Restate the entire listing word for word.
>> begin Given data
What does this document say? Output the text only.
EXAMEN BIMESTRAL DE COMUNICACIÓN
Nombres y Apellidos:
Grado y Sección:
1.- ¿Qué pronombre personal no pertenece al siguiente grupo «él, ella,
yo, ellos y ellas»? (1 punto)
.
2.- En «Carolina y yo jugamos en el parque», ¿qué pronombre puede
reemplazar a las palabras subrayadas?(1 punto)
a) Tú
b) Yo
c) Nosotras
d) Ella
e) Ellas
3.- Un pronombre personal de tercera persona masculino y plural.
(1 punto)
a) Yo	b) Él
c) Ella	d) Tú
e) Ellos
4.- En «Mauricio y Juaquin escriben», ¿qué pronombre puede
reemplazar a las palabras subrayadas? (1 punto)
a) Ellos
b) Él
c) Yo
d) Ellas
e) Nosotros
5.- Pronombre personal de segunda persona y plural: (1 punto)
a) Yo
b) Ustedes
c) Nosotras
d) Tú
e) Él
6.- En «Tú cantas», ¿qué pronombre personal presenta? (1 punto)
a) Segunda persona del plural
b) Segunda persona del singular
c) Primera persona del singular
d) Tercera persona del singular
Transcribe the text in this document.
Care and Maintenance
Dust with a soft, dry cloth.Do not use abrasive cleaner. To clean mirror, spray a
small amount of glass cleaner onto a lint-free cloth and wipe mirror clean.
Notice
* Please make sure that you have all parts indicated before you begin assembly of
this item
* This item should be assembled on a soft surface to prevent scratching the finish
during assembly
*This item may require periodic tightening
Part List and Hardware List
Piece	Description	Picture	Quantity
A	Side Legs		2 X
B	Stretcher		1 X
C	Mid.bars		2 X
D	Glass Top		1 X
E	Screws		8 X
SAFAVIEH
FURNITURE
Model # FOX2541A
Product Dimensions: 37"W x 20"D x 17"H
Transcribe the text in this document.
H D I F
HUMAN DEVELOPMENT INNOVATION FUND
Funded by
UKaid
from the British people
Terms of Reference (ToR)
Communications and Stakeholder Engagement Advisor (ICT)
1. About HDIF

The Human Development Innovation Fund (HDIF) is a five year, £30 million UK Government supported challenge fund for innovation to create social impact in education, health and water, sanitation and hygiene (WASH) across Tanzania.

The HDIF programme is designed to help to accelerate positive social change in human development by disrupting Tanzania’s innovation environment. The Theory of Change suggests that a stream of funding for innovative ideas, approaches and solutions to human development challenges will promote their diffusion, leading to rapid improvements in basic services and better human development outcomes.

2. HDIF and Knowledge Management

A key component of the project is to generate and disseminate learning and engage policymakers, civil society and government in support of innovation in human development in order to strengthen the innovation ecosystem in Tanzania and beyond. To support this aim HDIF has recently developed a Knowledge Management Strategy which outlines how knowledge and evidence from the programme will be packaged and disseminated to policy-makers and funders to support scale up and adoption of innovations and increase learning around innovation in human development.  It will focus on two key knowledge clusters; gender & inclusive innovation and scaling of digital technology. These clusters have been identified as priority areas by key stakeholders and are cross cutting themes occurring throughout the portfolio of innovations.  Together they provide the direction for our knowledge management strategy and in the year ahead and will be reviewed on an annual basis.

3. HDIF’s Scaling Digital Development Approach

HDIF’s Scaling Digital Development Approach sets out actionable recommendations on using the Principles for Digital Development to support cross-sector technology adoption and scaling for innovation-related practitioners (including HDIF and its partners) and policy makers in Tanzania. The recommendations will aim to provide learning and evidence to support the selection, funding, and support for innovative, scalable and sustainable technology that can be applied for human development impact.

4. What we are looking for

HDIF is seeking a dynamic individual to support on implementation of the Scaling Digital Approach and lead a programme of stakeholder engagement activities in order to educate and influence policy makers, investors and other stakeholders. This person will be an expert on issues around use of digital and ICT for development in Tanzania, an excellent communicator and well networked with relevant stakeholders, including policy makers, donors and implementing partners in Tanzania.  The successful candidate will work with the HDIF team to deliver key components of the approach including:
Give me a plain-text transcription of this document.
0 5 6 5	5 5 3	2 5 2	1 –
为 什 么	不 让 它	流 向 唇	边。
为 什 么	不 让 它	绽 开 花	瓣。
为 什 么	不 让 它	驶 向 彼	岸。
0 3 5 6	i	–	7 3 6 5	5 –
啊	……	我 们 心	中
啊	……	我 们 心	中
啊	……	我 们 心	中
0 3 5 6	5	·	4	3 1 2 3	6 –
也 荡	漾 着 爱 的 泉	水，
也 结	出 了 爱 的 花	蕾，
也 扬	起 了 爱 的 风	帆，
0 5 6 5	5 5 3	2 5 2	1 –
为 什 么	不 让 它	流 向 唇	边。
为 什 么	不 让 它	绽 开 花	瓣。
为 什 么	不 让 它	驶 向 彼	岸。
>> end Given data
- Response to this task:
What does this document say? Output the text only.
EXAMEN BIMESTRAL DE COMUNICACIÓN
Nombres y Apellidos:
Grado y Sección:
1.- ¿Qué pronombre personal no pertenece al siguiente grupo «él, ella,
yo, ellos y ellas»? (1 punto)
.
2.- En «Carolina y yo jugamos en el parque», ¿qué pronombre puede
reemplazar a las palabras subrayadas?(1 punto)
a) Tú
b) Yo
c) Nosotras
d) Ella
e) Ellas
3.- Un pronombre personal de tercera persona masculino y plural.
(1 punto)
a) Yo	b) Él
c) Ella	d) Tú
e) Ellos
4.- En «Mauricio y Juaquin escriben», ¿qué pronombre puede
reemplazar a las palabras subrayadas? (1 punto)
a) Ellos
b) Él
c) Yo
d) Ellas
e) Nosotros
5.- Pronombre personal de segunda persona y plural: (1 punto)
a) Yo
b) Ustedes
c) Nosotras
d) Tú
e) Él
6.- En «Tú cantas», ¿qué pronombre personal presenta? (1 punto)
a) Segunda persona del plural
b) Segunda persona del singular
c) Primera persona del singular
d) Tercera persona del singular
Transcribe the text in this document.
Care and Maintenance
Dust with a soft, dry cloth.Do not use abrasive cleaner. To clean mirror, spray a
small amount of glass cleaner onto a lint-free cloth and wipe mirror clean.
Notice
* Please make sure that you have all parts indicated before you begin assembly of
this item
* This item should be assembled on a soft surface to prevent scratching the finish
during assembly
*This item may require periodic tightening
Part List and Hardware List
Piece	Description	Picture	Quantity
A	Side Legs		2 X
B	Stretcher		1 X
C	Mid.bars		2 X
D	Glass Top		1 X
E	Screws		8 X
SAFAVIEH
FURNITURE
Model # FOX2541A
Product Dimensions: 37"W x 20"D x 17"H
Transcribe the text in this document.
H D I F
HUMAN DEVELOPMENT INNOVATION FUND
Funded by
UKaid
from the British people
Terms of Reference (ToR)
Communications and Stakeholder Engagement Advisor (ICT)
1. About HDIF

The Human Development Innovation Fund (HDIF) is a five year, £30 million UK Government supported challenge fund for innovation to create social impact in education, health and water, sanitation and hygiene (WASH) across Tanzania.

The HDIF programme is designed to help to accelerate positive social change in human development by disrupting Tanzania’s innovation environment. The Theory of Change suggests that a stream of funding for innovative ideas, approaches and solutions to human development challenges will promote their diffusion, leading to rapid improvements in basic services and better human development outcomes.

2. HDIF and Knowledge Management

A key component of the project is to generate and disseminate learning and engage policymakers, civil society and government in support of innovation in human development in order to strengthen the innovation ecosystem in Tanzania and beyond. To support this aim HDIF has recently developed a Knowledge Management Strategy which outlines how knowledge and evidence from the programme will be packaged and disseminated to policy-makers and funders to support scale up and adoption of innovations and increase learning around innovation in human development.  It will focus on two key knowledge clusters; gender & inclusive innovation and scaling of digital technology. These clusters have been identified as priority areas by key stakeholders and are cross cutting themes occurring throughout the portfolio of innovations.  Together they provide the direction for our knowledge management strategy and in the year ahead and will be reviewed on an annual basis.

3. HDIF’s Scaling Digital Development Approach

HDIF’s Scaling Digital Development Approach sets out actionable recommendations on using the Principles for Digital Development to support cross-sector technology adoption and scaling for innovation-related practitioners (including HDIF and its partners) and policy makers in Tanzania. The recommendations will aim to provide learning and evidence to support the selection, funding, and support for innovative, scalable and sustainable technology that can be applied for human development impact.

4. What we are looking for

HDIF is seeking a dynamic individual to support on implementation of the Scaling Digital Approach and lead a programme of stakeholder engagement activities in order to educate and influence policy makers, investors and other stakeholders. This person will be an expert on issues around use of digital and ICT for development in Tanzania, an excellent communicator and well networked with relevant stakeholders, including policy makers, donors and implementing partners in Tanzania.  The successful candidate will work with the HDIF team to deliver key components of the approach including:
Give me a plain-text transcription of this document.
0 5 6 5	5 5 3	2 5 2	1 –
为 什 么	不 让 它	流 向 唇	边。
为 什 么	不 让 它	绽 开 花	瓣。
为 什 么	不 让 它	驶 向 彼	岸。
0 3 5 6	i	–	7 3 6 5	5 –
啊	……	我 们 心	中
啊	……	我 们 心	中
啊	……	我 们 心	中
0 3 5 6	5	·	4	3 1 2 3	6 –
也 荡	漾 着 爱 的 泉	水，
也 结	出 了 爱 的 花	蕾，
也 扬	起 了 爱 的 风	帆，
0 5 6 5	5 5 3	2 5 2	1 –
为 什 么	不 让 它	流 向 唇	边。
为 什 么	不 让 它	绽 开 花	瓣。
为 什 么	不 让 它	驶 向 彼	岸。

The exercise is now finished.